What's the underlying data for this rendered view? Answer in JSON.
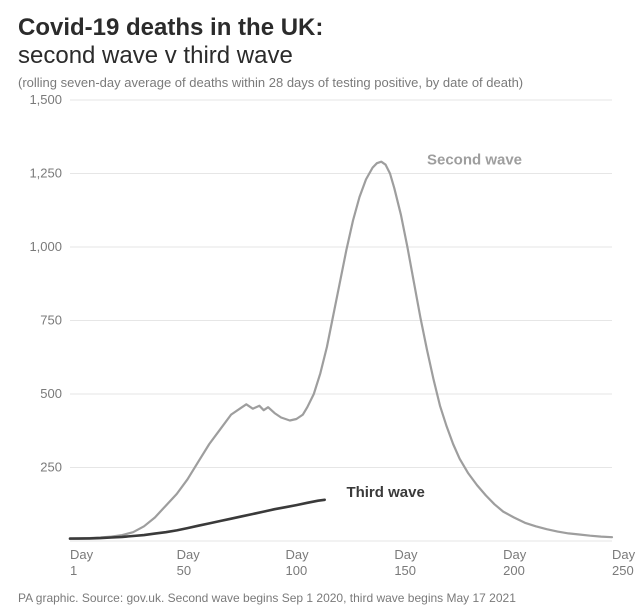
{
  "title_bold": "Covid-19 deaths in the UK:",
  "title_rest": "second wave v third wave",
  "subtitle": "(rolling seven-day average of deaths within 28 days of testing positive, by date of death)",
  "footer": "PA graphic. Source: gov.uk. Second wave begins Sep 1 2020, third wave begins May 17 2021",
  "chart": {
    "type": "line",
    "background_color": "#ffffff",
    "grid_color": "#e6e6e6",
    "axis_label_color": "#7a7a7a",
    "axis_fontsize": 13,
    "title_fontsize": 24,
    "subtitle_fontsize": 13,
    "footer_fontsize": 12,
    "xlim": [
      1,
      250
    ],
    "ylim": [
      0,
      1500
    ],
    "yticks": [
      250,
      500,
      750,
      1000,
      1250,
      1500
    ],
    "xticks": [
      1,
      50,
      100,
      150,
      200,
      250
    ],
    "xtick_prefix": "Day",
    "series": [
      {
        "name": "Second wave",
        "label": "Second wave",
        "color": "#9e9e9e",
        "line_width": 2.2,
        "label_color": "#9e9e9e",
        "label_x": 165,
        "label_y": 1280,
        "data": [
          [
            1,
            8
          ],
          [
            5,
            9
          ],
          [
            10,
            10
          ],
          [
            15,
            12
          ],
          [
            20,
            15
          ],
          [
            25,
            20
          ],
          [
            30,
            30
          ],
          [
            35,
            50
          ],
          [
            40,
            80
          ],
          [
            45,
            120
          ],
          [
            50,
            160
          ],
          [
            55,
            210
          ],
          [
            60,
            270
          ],
          [
            65,
            330
          ],
          [
            70,
            380
          ],
          [
            75,
            430
          ],
          [
            80,
            455
          ],
          [
            82,
            465
          ],
          [
            85,
            450
          ],
          [
            88,
            460
          ],
          [
            90,
            445
          ],
          [
            92,
            455
          ],
          [
            95,
            435
          ],
          [
            98,
            420
          ],
          [
            100,
            415
          ],
          [
            102,
            410
          ],
          [
            105,
            415
          ],
          [
            108,
            430
          ],
          [
            110,
            455
          ],
          [
            113,
            500
          ],
          [
            116,
            570
          ],
          [
            119,
            660
          ],
          [
            122,
            770
          ],
          [
            125,
            880
          ],
          [
            128,
            990
          ],
          [
            131,
            1090
          ],
          [
            134,
            1170
          ],
          [
            137,
            1230
          ],
          [
            140,
            1270
          ],
          [
            142,
            1285
          ],
          [
            144,
            1290
          ],
          [
            146,
            1280
          ],
          [
            148,
            1250
          ],
          [
            150,
            1200
          ],
          [
            153,
            1110
          ],
          [
            156,
            1000
          ],
          [
            159,
            880
          ],
          [
            162,
            760
          ],
          [
            165,
            650
          ],
          [
            168,
            550
          ],
          [
            171,
            460
          ],
          [
            174,
            390
          ],
          [
            177,
            330
          ],
          [
            180,
            280
          ],
          [
            184,
            230
          ],
          [
            188,
            190
          ],
          [
            192,
            155
          ],
          [
            196,
            125
          ],
          [
            200,
            100
          ],
          [
            205,
            80
          ],
          [
            210,
            62
          ],
          [
            215,
            50
          ],
          [
            220,
            40
          ],
          [
            225,
            32
          ],
          [
            230,
            26
          ],
          [
            235,
            22
          ],
          [
            240,
            18
          ],
          [
            245,
            15
          ],
          [
            250,
            13
          ]
        ]
      },
      {
        "name": "Third wave",
        "label": "Third wave",
        "color": "#3a3a3a",
        "line_width": 2.6,
        "label_color": "#3a3a3a",
        "label_x": 128,
        "label_y": 150,
        "data": [
          [
            1,
            8
          ],
          [
            5,
            8
          ],
          [
            10,
            9
          ],
          [
            15,
            10
          ],
          [
            20,
            12
          ],
          [
            25,
            14
          ],
          [
            30,
            17
          ],
          [
            35,
            20
          ],
          [
            40,
            25
          ],
          [
            45,
            30
          ],
          [
            50,
            36
          ],
          [
            55,
            44
          ],
          [
            60,
            52
          ],
          [
            65,
            60
          ],
          [
            70,
            68
          ],
          [
            75,
            76
          ],
          [
            80,
            84
          ],
          [
            85,
            92
          ],
          [
            90,
            100
          ],
          [
            95,
            108
          ],
          [
            100,
            115
          ],
          [
            105,
            122
          ],
          [
            110,
            130
          ],
          [
            115,
            137
          ],
          [
            118,
            140
          ]
        ]
      }
    ]
  }
}
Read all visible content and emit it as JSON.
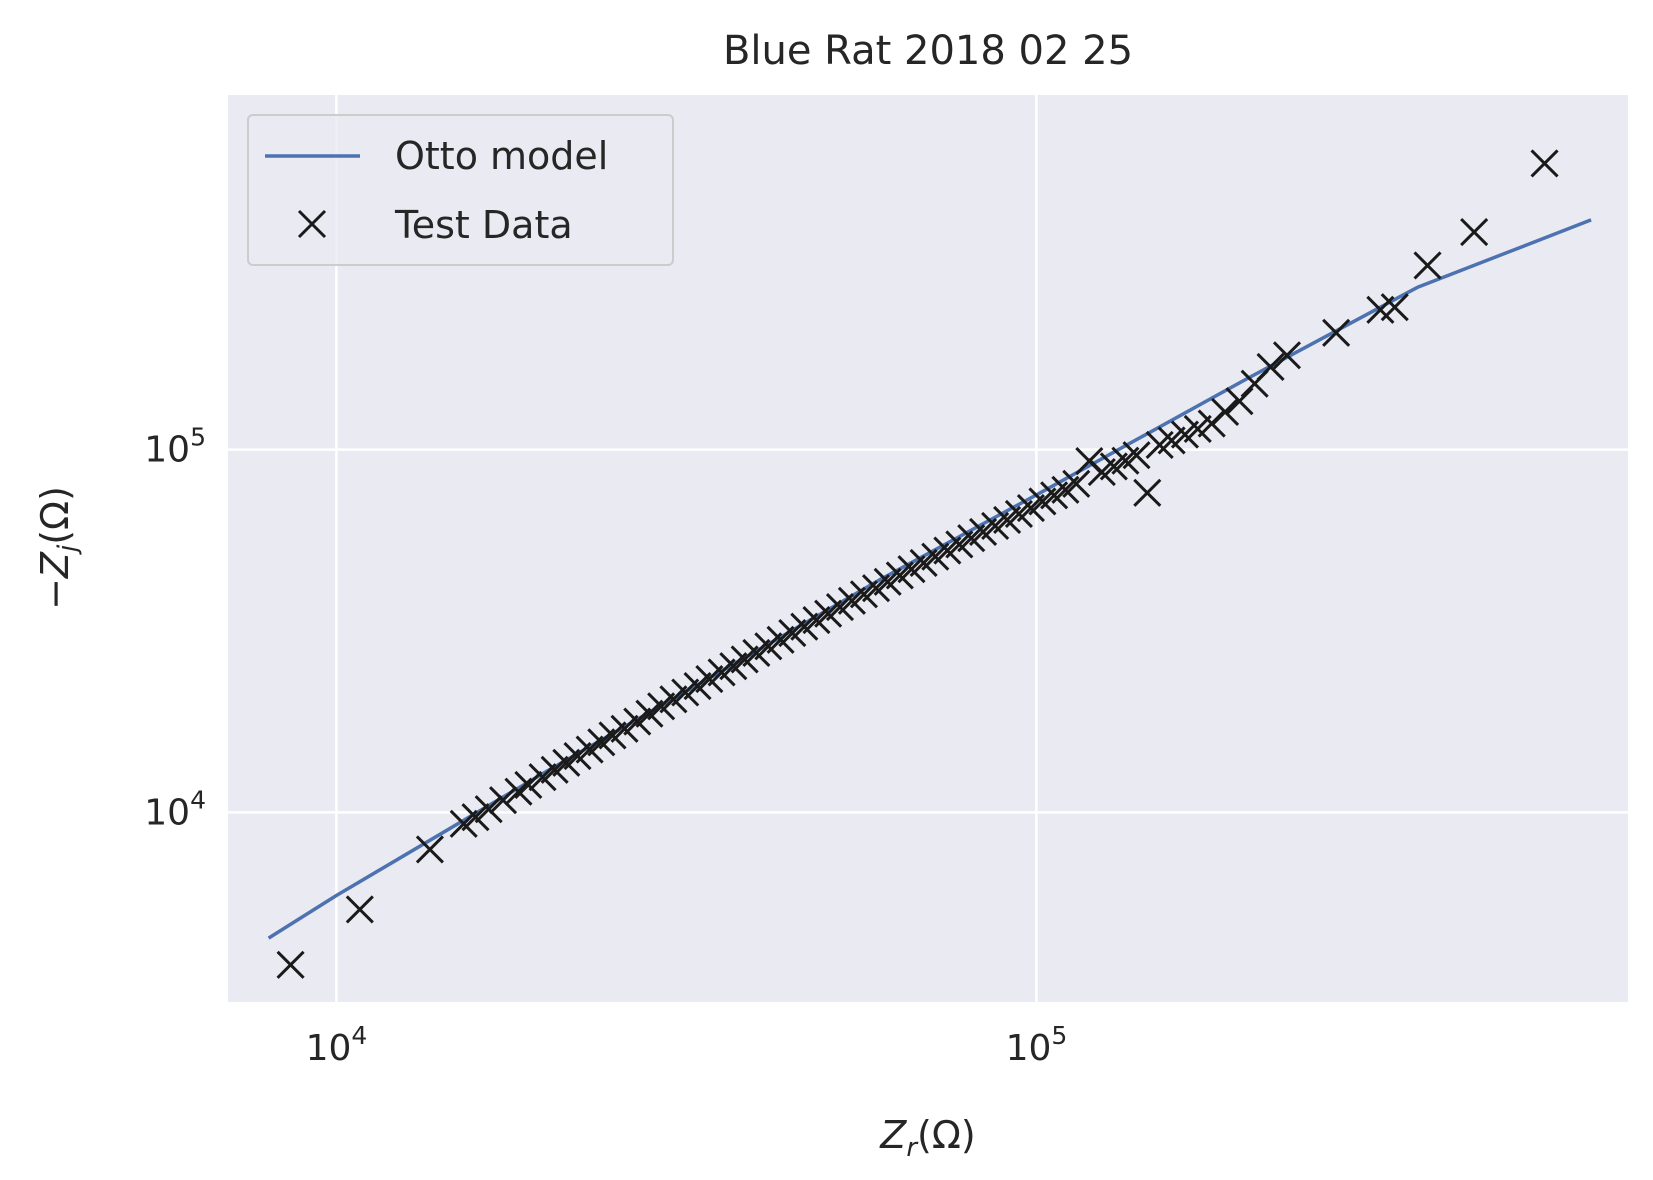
{
  "chart_data": {
    "type": "scatter",
    "title": "Blue Rat 2018 02 25",
    "xlabel": "Z_r(Ω)",
    "ylabel": "−Z_j(Ω)",
    "xscale": "log",
    "yscale": "log",
    "xlim": [
      7000,
      700000
    ],
    "ylim": [
      3000,
      950000
    ],
    "x_ticks": [
      {
        "base": "10",
        "exp": "4",
        "value": 10000
      },
      {
        "base": "10",
        "exp": "5",
        "value": 100000
      }
    ],
    "y_ticks": [
      {
        "base": "10",
        "exp": "4",
        "value": 10000
      },
      {
        "base": "10",
        "exp": "5",
        "value": 100000
      }
    ],
    "grid": true,
    "legend_position": "top-left",
    "colors": {
      "background": "#eaeaf2",
      "grid": "#ffffff",
      "model": "#4c72b0",
      "markers": "#1a1a1a"
    },
    "series": [
      {
        "name": "Otto model",
        "kind": "line",
        "x": [
          8000,
          10000,
          20000,
          40000,
          60000,
          100000,
          200000,
          350000,
          620000
        ],
        "y": [
          4500,
          5900,
          13000,
          28000,
          44000,
          75000,
          157000,
          280000,
          430000
        ]
      },
      {
        "name": "Test Data",
        "kind": "markers",
        "x": [
          8600,
          10800,
          13600,
          15200,
          15800,
          16500,
          17300,
          18200,
          18800,
          19700,
          20500,
          21300,
          22100,
          23000,
          23900,
          24800,
          25800,
          26900,
          28000,
          29100,
          30300,
          31500,
          32800,
          34100,
          35500,
          36900,
          38300,
          39800,
          41400,
          43100,
          44800,
          46600,
          48500,
          50400,
          52400,
          54500,
          56700,
          59000,
          61300,
          63800,
          66300,
          69000,
          71700,
          74600,
          77600,
          80700,
          83900,
          87300,
          90800,
          94400,
          98200,
          102000,
          106000,
          110000,
          114000,
          119000,
          124000,
          129000,
          134000,
          139000,
          144000,
          150000,
          156000,
          163000,
          170000,
          178000,
          186000,
          195000,
          205000,
          216000,
          228000,
          268000,
          310000,
          325000,
          362000,
          422000,
          532000
        ],
        "y": [
          3800,
          5400,
          7900,
          9300,
          9700,
          10200,
          10800,
          11400,
          11900,
          12500,
          13100,
          13700,
          14300,
          14900,
          15600,
          16300,
          17000,
          17800,
          18700,
          19600,
          20500,
          21400,
          22300,
          23300,
          24300,
          25300,
          26400,
          27500,
          28700,
          29900,
          31200,
          32500,
          33900,
          35300,
          36800,
          38300,
          39900,
          41500,
          43200,
          45000,
          46800,
          48700,
          50700,
          52700,
          54800,
          57000,
          59300,
          61600,
          64000,
          66500,
          69000,
          72000,
          74800,
          77500,
          80500,
          93000,
          86700,
          89900,
          93200,
          96500,
          76000,
          103000,
          106000,
          110000,
          114000,
          118000,
          127000,
          136000,
          152000,
          169000,
          182000,
          210000,
          243000,
          247000,
          322000,
          398000,
          615000
        ]
      }
    ]
  }
}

==*==

__DESCRIPTION OF THE TASK__. Skip every picture and transcribe the data above exactly.

__COMPLETE OUTPUT__.
What's the underlying data for this rendered view? Answer in JSON.
{
  "title_bold": "Covid-19 deaths in the UK:",
  "title_rest": "second wave v third wave",
  "subtitle": "(rolling seven-day average of deaths within 28 days of testing positive, by date of death)",
  "footer": "PA graphic. Source: gov.uk. Second wave begins Sep 1 2020, third wave begins May 17 2021",
  "chart": {
    "type": "line",
    "background_color": "#ffffff",
    "grid_color": "#e6e6e6",
    "axis_label_color": "#7a7a7a",
    "axis_fontsize": 13,
    "title_fontsize": 24,
    "subtitle_fontsize": 13,
    "footer_fontsize": 12,
    "xlim": [
      1,
      250
    ],
    "ylim": [
      0,
      1500
    ],
    "yticks": [
      250,
      500,
      750,
      1000,
      1250,
      1500
    ],
    "xticks": [
      1,
      50,
      100,
      150,
      200,
      250
    ],
    "xtick_prefix": "Day",
    "series": [
      {
        "name": "Second wave",
        "label": "Second wave",
        "color": "#9e9e9e",
        "line_width": 2.2,
        "label_color": "#9e9e9e",
        "label_x": 165,
        "label_y": 1280,
        "data": [
          [
            1,
            8
          ],
          [
            5,
            9
          ],
          [
            10,
            10
          ],
          [
            15,
            12
          ],
          [
            20,
            15
          ],
          [
            25,
            20
          ],
          [
            30,
            30
          ],
          [
            35,
            50
          ],
          [
            40,
            80
          ],
          [
            45,
            120
          ],
          [
            50,
            160
          ],
          [
            55,
            210
          ],
          [
            60,
            270
          ],
          [
            65,
            330
          ],
          [
            70,
            380
          ],
          [
            75,
            430
          ],
          [
            80,
            455
          ],
          [
            82,
            465
          ],
          [
            85,
            450
          ],
          [
            88,
            460
          ],
          [
            90,
            445
          ],
          [
            92,
            455
          ],
          [
            95,
            435
          ],
          [
            98,
            420
          ],
          [
            100,
            415
          ],
          [
            102,
            410
          ],
          [
            105,
            415
          ],
          [
            108,
            430
          ],
          [
            110,
            455
          ],
          [
            113,
            500
          ],
          [
            116,
            570
          ],
          [
            119,
            660
          ],
          [
            122,
            770
          ],
          [
            125,
            880
          ],
          [
            128,
            990
          ],
          [
            131,
            1090
          ],
          [
            134,
            1170
          ],
          [
            137,
            1230
          ],
          [
            140,
            1270
          ],
          [
            142,
            1285
          ],
          [
            144,
            1290
          ],
          [
            146,
            1280
          ],
          [
            148,
            1250
          ],
          [
            150,
            1200
          ],
          [
            153,
            1110
          ],
          [
            156,
            1000
          ],
          [
            159,
            880
          ],
          [
            162,
            760
          ],
          [
            165,
            650
          ],
          [
            168,
            550
          ],
          [
            171,
            460
          ],
          [
            174,
            390
          ],
          [
            177,
            330
          ],
          [
            180,
            280
          ],
          [
            184,
            230
          ],
          [
            188,
            190
          ],
          [
            192,
            155
          ],
          [
            196,
            125
          ],
          [
            200,
            100
          ],
          [
            205,
            80
          ],
          [
            210,
            62
          ],
          [
            215,
            50
          ],
          [
            220,
            40
          ],
          [
            225,
            32
          ],
          [
            230,
            26
          ],
          [
            235,
            22
          ],
          [
            240,
            18
          ],
          [
            245,
            15
          ],
          [
            250,
            13
          ]
        ]
      },
      {
        "name": "Third wave",
        "label": "Third wave",
        "color": "#3a3a3a",
        "line_width": 2.6,
        "label_color": "#3a3a3a",
        "label_x": 128,
        "label_y": 150,
        "data": [
          [
            1,
            8
          ],
          [
            5,
            8
          ],
          [
            10,
            9
          ],
          [
            15,
            10
          ],
          [
            20,
            12
          ],
          [
            25,
            14
          ],
          [
            30,
            17
          ],
          [
            35,
            20
          ],
          [
            40,
            25
          ],
          [
            45,
            30
          ],
          [
            50,
            36
          ],
          [
            55,
            44
          ],
          [
            60,
            52
          ],
          [
            65,
            60
          ],
          [
            70,
            68
          ],
          [
            75,
            76
          ],
          [
            80,
            84
          ],
          [
            85,
            92
          ],
          [
            90,
            100
          ],
          [
            95,
            108
          ],
          [
            100,
            115
          ],
          [
            105,
            122
          ],
          [
            110,
            130
          ],
          [
            115,
            137
          ],
          [
            118,
            140
          ]
        ]
      }
    ]
  }
}
Read all visible content and emit it as JSON.
{
  "chart_data": {
    "type": "scatter",
    "title": "Blue Rat 2018 02 25",
    "xlabel": "Z_r(Ω)",
    "ylabel": "−Z_j(Ω)",
    "xscale": "log",
    "yscale": "log",
    "xlim": [
      7000,
      700000
    ],
    "ylim": [
      3000,
      950000
    ],
    "x_ticks": [
      {
        "base": "10",
        "exp": "4",
        "value": 10000
      },
      {
        "base": "10",
        "exp": "5",
        "value": 100000
      }
    ],
    "y_ticks": [
      {
        "base": "10",
        "exp": "4",
        "value": 10000
      },
      {
        "base": "10",
        "exp": "5",
        "value": 100000
      }
    ],
    "grid": true,
    "legend_position": "top-left",
    "colors": {
      "background": "#eaeaf2",
      "grid": "#ffffff",
      "model": "#4c72b0",
      "markers": "#1a1a1a"
    },
    "series": [
      {
        "name": "Otto model",
        "kind": "line",
        "x": [
          8000,
          10000,
          20000,
          40000,
          60000,
          100000,
          200000,
          350000,
          620000
        ],
        "y": [
          4500,
          5900,
          13000,
          28000,
          44000,
          75000,
          157000,
          280000,
          430000
        ]
      },
      {
        "name": "Test Data",
        "kind": "markers",
        "x": [
          8600,
          10800,
          13600,
          15200,
          15800,
          16500,
          17300,
          18200,
          18800,
          19700,
          20500,
          21300,
          22100,
          23000,
          23900,
          24800,
          25800,
          26900,
          28000,
          29100,
          30300,
          31500,
          32800,
          34100,
          35500,
          36900,
          38300,
          39800,
          41400,
          43100,
          44800,
          46600,
          48500,
          50400,
          52400,
          54500,
          56700,
          59000,
          61300,
          63800,
          66300,
          69000,
          71700,
          74600,
          77600,
          80700,
          83900,
          87300,
          90800,
          94400,
          98200,
          102000,
          106000,
          110000,
          114000,
          119000,
          124000,
          129000,
          134000,
          139000,
          144000,
          150000,
          156000,
          163000,
          170000,
          178000,
          186000,
          195000,
          205000,
          216000,
          228000,
          268000,
          310000,
          325000,
          362000,
          422000,
          532000
        ],
        "y": [
          3800,
          5400,
          7900,
          9300,
          9700,
          10200,
          10800,
          11400,
          11900,
          12500,
          13100,
          13700,
          14300,
          14900,
          15600,
          16300,
          17000,
          17800,
          18700,
          19600,
          20500,
          21400,
          22300,
          23300,
          24300,
          25300,
          26400,
          27500,
          28700,
          29900,
          31200,
          32500,
          33900,
          35300,
          36800,
          38300,
          39900,
          41500,
          43200,
          45000,
          46800,
          48700,
          50700,
          52700,
          54800,
          57000,
          59300,
          61600,
          64000,
          66500,
          69000,
          72000,
          74800,
          77500,
          80500,
          93000,
          86700,
          89900,
          93200,
          96500,
          76000,
          103000,
          106000,
          110000,
          114000,
          118000,
          127000,
          136000,
          152000,
          169000,
          182000,
          210000,
          243000,
          247000,
          322000,
          398000,
          615000
        ]
      }
    ]
  }
}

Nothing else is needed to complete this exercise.